• [EXERCISE GOAL] Every line must be returned precisely as it is written.

• [DATA TO PROCESS]
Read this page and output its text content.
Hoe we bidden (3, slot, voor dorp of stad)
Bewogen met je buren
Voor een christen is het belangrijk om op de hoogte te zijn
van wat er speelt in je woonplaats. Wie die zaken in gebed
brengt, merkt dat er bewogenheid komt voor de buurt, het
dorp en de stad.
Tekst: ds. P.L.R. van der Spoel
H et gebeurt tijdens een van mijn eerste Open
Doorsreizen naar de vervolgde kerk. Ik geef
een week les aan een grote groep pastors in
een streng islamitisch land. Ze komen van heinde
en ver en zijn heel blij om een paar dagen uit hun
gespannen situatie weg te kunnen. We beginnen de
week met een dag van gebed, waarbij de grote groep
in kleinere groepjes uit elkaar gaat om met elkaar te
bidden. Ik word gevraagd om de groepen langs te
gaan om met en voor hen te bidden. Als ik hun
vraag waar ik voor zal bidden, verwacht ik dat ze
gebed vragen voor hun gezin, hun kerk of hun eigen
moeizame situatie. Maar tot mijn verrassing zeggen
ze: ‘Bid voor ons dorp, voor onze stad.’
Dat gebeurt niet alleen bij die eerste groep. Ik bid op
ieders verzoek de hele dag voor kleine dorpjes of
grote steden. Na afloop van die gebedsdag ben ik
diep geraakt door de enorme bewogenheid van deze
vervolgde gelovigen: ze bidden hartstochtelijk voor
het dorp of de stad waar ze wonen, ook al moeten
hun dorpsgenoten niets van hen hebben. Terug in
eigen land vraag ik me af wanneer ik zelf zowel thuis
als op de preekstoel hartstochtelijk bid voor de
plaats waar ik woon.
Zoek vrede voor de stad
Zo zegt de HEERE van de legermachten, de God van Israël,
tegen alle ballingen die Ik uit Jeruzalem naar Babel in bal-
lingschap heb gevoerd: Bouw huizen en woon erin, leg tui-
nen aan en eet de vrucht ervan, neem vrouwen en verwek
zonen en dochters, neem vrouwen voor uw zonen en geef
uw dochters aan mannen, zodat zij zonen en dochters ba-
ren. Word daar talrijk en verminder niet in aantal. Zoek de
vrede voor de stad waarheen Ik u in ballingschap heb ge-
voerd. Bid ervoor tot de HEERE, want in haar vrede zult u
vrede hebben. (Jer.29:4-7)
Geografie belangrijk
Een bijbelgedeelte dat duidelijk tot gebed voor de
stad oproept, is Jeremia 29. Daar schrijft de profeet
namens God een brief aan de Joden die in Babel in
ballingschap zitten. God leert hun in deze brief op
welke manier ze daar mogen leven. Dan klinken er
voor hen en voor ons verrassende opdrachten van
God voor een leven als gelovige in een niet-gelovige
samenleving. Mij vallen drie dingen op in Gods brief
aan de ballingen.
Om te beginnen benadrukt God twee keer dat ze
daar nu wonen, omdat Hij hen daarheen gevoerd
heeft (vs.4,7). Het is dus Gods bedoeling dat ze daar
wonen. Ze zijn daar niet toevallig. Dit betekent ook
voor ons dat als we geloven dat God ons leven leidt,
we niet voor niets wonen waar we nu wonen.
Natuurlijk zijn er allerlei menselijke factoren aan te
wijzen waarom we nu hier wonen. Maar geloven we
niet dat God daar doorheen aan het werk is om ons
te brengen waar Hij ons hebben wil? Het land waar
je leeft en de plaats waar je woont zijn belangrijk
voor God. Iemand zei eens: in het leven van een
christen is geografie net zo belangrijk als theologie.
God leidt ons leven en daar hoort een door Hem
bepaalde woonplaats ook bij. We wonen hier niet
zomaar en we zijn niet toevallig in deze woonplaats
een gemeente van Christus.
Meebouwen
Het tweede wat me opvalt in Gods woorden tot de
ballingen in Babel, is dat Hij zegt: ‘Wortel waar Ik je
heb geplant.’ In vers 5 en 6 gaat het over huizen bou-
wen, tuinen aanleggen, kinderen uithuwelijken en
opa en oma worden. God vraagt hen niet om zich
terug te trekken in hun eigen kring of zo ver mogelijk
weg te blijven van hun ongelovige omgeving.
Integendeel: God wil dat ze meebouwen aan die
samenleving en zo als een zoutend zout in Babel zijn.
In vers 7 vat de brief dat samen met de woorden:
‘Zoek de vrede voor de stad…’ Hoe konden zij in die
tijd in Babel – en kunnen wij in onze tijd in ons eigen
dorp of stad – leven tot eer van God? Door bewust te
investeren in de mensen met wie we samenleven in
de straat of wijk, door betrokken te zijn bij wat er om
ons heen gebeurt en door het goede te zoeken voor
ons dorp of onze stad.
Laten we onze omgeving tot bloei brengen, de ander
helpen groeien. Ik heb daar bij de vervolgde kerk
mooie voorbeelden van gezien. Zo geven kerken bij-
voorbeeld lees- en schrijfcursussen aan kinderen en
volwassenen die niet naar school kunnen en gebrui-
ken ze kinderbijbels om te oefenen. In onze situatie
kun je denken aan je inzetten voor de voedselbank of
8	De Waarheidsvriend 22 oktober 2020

• [ANSWER TO THIS TASK]
Read this page and output its text content.
Hoe we bidden (3, slot, voor dorp of stad)
Bewogen met je buren
Voor een christen is het belangrijk om op de hoogte te zijn
van wat er speelt in je woonplaats. Wie die zaken in gebed
brengt, merkt dat er bewogenheid komt voor de buurt, het
dorp en de stad.
Tekst: ds. P.L.R. van der Spoel
H et gebeurt tijdens een van mijn eerste Open
Doorsreizen naar de vervolgde kerk. Ik geef
een week les aan een grote groep pastors in
een streng islamitisch land. Ze komen van heinde
en ver en zijn heel blij om een paar dagen uit hun
gespannen situatie weg te kunnen. We beginnen de
week met een dag van gebed, waarbij de grote groep
in kleinere groepjes uit elkaar gaat om met elkaar te
bidden. Ik word gevraagd om de groepen langs te
gaan om met en voor hen te bidden. Als ik hun
vraag waar ik voor zal bidden, verwacht ik dat ze
gebed vragen voor hun gezin, hun kerk of hun eigen
moeizame situatie. Maar tot mijn verrassing zeggen
ze: ‘Bid voor ons dorp, voor onze stad.’
Dat gebeurt niet alleen bij die eerste groep. Ik bid op
ieders verzoek de hele dag voor kleine dorpjes of
grote steden. Na afloop van die gebedsdag ben ik
diep geraakt door de enorme bewogenheid van deze
vervolgde gelovigen: ze bidden hartstochtelijk voor
het dorp of de stad waar ze wonen, ook al moeten
hun dorpsgenoten niets van hen hebben. Terug in
eigen land vraag ik me af wanneer ik zelf zowel thuis
als op de preekstoel hartstochtelijk bid voor de
plaats waar ik woon.
Zoek vrede voor de stad
Zo zegt de HEERE van de legermachten, de God van Israël,
tegen alle ballingen die Ik uit Jeruzalem naar Babel in bal-
lingschap heb gevoerd: Bouw huizen en woon erin, leg tui-
nen aan en eet de vrucht ervan, neem vrouwen en verwek
zonen en dochters, neem vrouwen voor uw zonen en geef
uw dochters aan mannen, zodat zij zonen en dochters ba-
ren. Word daar talrijk en verminder niet in aantal. Zoek de
vrede voor de stad waarheen Ik u in ballingschap heb ge-
voerd. Bid ervoor tot de HEERE, want in haar vrede zult u
vrede hebben. (Jer.29:4-7)
Geografie belangrijk
Een bijbelgedeelte dat duidelijk tot gebed voor de
stad oproept, is Jeremia 29. Daar schrijft de profeet
namens God een brief aan de Joden die in Babel in
ballingschap zitten. God leert hun in deze brief op
welke manier ze daar mogen leven. Dan klinken er
voor hen en voor ons verrassende opdrachten van
God voor een leven als gelovige in een niet-gelovige
samenleving. Mij vallen drie dingen op in Gods brief
aan de ballingen.
Om te beginnen benadrukt God twee keer dat ze
daar nu wonen, omdat Hij hen daarheen gevoerd
heeft (vs.4,7). Het is dus Gods bedoeling dat ze daar
wonen. Ze zijn daar niet toevallig. Dit betekent ook
voor ons dat als we geloven dat God ons leven leidt,
we niet voor niets wonen waar we nu wonen.
Natuurlijk zijn er allerlei menselijke factoren aan te
wijzen waarom we nu hier wonen. Maar geloven we
niet dat God daar doorheen aan het werk is om ons
te brengen waar Hij ons hebben wil? Het land waar
je leeft en de plaats waar je woont zijn belangrijk
voor God. Iemand zei eens: in het leven van een
christen is geografie net zo belangrijk als theologie.
God leidt ons leven en daar hoort een door Hem
bepaalde woonplaats ook bij. We wonen hier niet
zomaar en we zijn niet toevallig in deze woonplaats
een gemeente van Christus.
Meebouwen
Het tweede wat me opvalt in Gods woorden tot de
ballingen in Babel, is dat Hij zegt: ‘Wortel waar Ik je
heb geplant.’ In vers 5 en 6 gaat het over huizen bou-
wen, tuinen aanleggen, kinderen uithuwelijken en
opa en oma worden. God vraagt hen niet om zich
terug te trekken in hun eigen kring of zo ver mogelijk
weg te blijven van hun ongelovige omgeving.
Integendeel: God wil dat ze meebouwen aan die
samenleving en zo als een zoutend zout in Babel zijn.
In vers 7 vat de brief dat samen met de woorden:
‘Zoek de vrede voor de stad…’ Hoe konden zij in die
tijd in Babel – en kunnen wij in onze tijd in ons eigen
dorp of stad – leven tot eer van God? Door bewust te
investeren in de mensen met wie we samenleven in
de straat of wijk, door betrokken te zijn bij wat er om
ons heen gebeurt en door het goede te zoeken voor
ons dorp of onze stad.
Laten we onze omgeving tot bloei brengen, de ander
helpen groeien. Ik heb daar bij de vervolgde kerk
mooie voorbeelden van gezien. Zo geven kerken bij-
voorbeeld lees- en schrijfcursussen aan kinderen en
volwassenen die niet naar school kunnen en gebrui-
ken ze kinderbijbels om te oefenen. In onze situatie
kun je denken aan je inzetten voor de voedselbank of
8	De Waarheidsvriend 22 oktober 2020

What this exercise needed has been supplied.